Aim
Could you put the lines of the data below into a numbered list, from the line holding "day-number: 27 (564, 362, 661, 377)" through the line holding "day-number: 31 (239, 442, 336, 457)", inclusive, and skip any blank lines?

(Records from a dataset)
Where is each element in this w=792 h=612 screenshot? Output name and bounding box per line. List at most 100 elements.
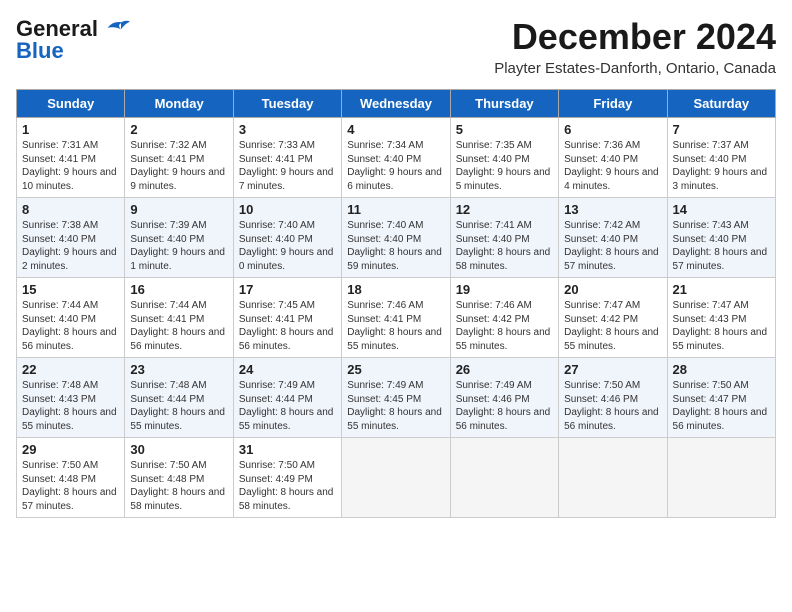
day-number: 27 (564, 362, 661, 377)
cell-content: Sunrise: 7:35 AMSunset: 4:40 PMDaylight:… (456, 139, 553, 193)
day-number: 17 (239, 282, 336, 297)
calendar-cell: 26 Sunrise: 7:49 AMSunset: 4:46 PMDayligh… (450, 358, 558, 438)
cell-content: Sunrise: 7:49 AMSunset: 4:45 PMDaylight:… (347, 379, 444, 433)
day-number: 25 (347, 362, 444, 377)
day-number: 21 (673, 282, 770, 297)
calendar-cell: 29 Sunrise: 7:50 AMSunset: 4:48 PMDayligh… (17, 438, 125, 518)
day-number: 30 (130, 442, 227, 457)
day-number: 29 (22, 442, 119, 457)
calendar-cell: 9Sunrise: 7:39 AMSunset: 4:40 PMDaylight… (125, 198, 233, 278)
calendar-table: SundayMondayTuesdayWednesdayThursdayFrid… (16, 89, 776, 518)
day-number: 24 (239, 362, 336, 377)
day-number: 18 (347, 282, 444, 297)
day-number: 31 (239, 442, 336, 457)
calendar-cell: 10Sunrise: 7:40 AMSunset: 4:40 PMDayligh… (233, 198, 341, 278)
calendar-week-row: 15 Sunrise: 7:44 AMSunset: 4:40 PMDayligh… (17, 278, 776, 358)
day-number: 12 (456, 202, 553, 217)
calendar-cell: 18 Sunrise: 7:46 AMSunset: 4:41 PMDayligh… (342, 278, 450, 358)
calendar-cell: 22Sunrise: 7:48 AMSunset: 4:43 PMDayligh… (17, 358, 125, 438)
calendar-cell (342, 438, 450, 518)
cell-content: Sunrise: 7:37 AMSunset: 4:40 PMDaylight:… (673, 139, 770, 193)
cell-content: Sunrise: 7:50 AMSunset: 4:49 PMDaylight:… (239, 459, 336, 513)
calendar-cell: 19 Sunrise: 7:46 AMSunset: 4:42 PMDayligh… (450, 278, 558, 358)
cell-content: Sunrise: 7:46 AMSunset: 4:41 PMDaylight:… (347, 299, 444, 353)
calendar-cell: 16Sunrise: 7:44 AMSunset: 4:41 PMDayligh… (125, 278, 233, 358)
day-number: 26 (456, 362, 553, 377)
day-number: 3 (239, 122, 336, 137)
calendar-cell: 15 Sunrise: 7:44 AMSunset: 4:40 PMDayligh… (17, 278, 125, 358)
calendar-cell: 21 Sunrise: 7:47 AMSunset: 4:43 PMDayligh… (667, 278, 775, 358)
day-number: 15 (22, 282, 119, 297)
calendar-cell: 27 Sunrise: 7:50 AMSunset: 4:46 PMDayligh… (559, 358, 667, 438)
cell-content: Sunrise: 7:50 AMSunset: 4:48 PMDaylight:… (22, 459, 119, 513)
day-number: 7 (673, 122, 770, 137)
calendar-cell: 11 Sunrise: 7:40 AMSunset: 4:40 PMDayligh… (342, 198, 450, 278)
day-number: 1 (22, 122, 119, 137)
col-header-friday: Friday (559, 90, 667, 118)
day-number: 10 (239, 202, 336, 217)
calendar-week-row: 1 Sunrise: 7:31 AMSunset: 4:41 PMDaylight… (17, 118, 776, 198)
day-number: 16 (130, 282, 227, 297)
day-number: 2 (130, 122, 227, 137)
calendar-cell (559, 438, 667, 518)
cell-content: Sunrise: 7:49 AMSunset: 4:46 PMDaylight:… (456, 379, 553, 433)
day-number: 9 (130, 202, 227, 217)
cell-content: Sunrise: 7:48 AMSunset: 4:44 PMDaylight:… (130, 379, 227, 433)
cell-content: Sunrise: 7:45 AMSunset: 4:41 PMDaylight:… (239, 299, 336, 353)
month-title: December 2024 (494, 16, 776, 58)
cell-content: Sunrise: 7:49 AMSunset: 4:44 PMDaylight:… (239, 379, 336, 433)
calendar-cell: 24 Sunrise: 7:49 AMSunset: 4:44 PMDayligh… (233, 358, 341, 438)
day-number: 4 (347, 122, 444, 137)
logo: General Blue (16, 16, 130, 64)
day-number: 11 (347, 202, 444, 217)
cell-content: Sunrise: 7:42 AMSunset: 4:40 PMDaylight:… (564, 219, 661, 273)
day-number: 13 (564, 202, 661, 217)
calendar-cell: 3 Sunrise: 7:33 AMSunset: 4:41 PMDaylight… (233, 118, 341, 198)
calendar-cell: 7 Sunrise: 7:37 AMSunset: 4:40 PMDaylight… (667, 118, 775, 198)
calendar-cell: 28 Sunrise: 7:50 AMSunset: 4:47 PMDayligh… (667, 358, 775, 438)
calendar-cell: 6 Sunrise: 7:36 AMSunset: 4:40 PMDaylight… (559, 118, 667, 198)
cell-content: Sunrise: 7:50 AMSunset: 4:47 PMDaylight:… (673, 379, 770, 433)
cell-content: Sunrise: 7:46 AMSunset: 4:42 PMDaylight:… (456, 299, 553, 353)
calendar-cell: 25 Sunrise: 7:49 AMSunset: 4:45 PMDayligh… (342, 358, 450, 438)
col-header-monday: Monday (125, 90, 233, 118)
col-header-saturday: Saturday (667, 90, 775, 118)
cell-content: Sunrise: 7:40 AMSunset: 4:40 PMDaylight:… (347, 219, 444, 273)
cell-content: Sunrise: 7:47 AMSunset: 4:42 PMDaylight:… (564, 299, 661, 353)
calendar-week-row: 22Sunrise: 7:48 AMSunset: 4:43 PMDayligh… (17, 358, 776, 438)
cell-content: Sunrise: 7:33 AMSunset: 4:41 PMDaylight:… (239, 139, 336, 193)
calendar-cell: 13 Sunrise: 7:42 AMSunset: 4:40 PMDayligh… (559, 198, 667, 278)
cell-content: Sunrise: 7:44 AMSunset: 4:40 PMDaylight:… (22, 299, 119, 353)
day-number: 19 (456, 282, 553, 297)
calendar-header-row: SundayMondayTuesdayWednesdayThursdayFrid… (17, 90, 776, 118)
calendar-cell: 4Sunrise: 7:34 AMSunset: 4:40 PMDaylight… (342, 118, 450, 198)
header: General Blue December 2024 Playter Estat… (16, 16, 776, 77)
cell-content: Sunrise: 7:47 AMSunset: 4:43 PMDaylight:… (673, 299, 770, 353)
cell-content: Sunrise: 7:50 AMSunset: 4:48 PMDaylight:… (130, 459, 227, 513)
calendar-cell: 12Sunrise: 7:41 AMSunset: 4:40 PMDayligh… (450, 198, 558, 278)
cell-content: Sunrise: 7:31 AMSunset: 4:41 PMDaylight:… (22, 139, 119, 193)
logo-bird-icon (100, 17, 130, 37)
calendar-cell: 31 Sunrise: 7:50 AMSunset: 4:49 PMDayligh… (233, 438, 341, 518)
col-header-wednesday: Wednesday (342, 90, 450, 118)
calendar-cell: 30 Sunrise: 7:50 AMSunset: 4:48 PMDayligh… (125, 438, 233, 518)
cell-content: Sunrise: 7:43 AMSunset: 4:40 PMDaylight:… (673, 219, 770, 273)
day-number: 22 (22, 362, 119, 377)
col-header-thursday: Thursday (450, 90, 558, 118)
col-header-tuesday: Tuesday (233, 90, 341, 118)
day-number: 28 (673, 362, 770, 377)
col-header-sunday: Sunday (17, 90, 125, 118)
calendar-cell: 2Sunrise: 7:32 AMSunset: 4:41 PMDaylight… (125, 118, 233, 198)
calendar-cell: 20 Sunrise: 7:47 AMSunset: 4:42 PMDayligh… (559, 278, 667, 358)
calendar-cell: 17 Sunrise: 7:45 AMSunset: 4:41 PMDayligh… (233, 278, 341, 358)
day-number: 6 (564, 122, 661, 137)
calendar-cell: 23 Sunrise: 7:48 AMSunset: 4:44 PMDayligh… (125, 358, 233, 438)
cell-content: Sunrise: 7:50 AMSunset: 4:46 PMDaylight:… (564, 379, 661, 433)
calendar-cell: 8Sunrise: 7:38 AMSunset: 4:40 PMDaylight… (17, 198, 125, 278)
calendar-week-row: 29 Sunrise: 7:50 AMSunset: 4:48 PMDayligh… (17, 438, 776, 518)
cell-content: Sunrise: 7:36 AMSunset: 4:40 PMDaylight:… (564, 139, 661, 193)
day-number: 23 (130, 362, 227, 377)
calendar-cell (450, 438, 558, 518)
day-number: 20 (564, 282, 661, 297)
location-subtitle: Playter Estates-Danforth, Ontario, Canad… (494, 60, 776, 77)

The result
1. day-number: 27 (564, 362, 661, 377)
2. cell-content: Sunrise: 7:35 AMSunset: 4:40 PMDaylight:… (456, 139, 553, 193)
3. day-number: 17 (239, 282, 336, 297)
4. calendar-cell: 26 Sunrise: 7:49 AMSunset: 4:46 PMDayligh… (450, 358, 558, 438)
5. cell-content: Sunrise: 7:49 AMSunset: 4:45 PMDaylight:… (347, 379, 444, 433)
6. day-number: 25 (347, 362, 444, 377)
7. day-number: 21 (673, 282, 770, 297)
8. calendar-cell: 29 Sunrise: 7:50 AMSunset: 4:48 PMDayligh… (17, 438, 125, 518)
9. day-number: 30 (130, 442, 227, 457)
10. day-number: 29 (22, 442, 119, 457)
11. calendar-cell: 9Sunrise: 7:39 AMSunset: 4:40 PMDaylight… (125, 198, 233, 278)
12. calendar-table: SundayMondayTuesdayWednesdayThursdayFrid… (16, 89, 776, 518)
13. day-number: 24 (239, 362, 336, 377)
14. day-number: 18 (347, 282, 444, 297)
15. day-number: 31 (239, 442, 336, 457)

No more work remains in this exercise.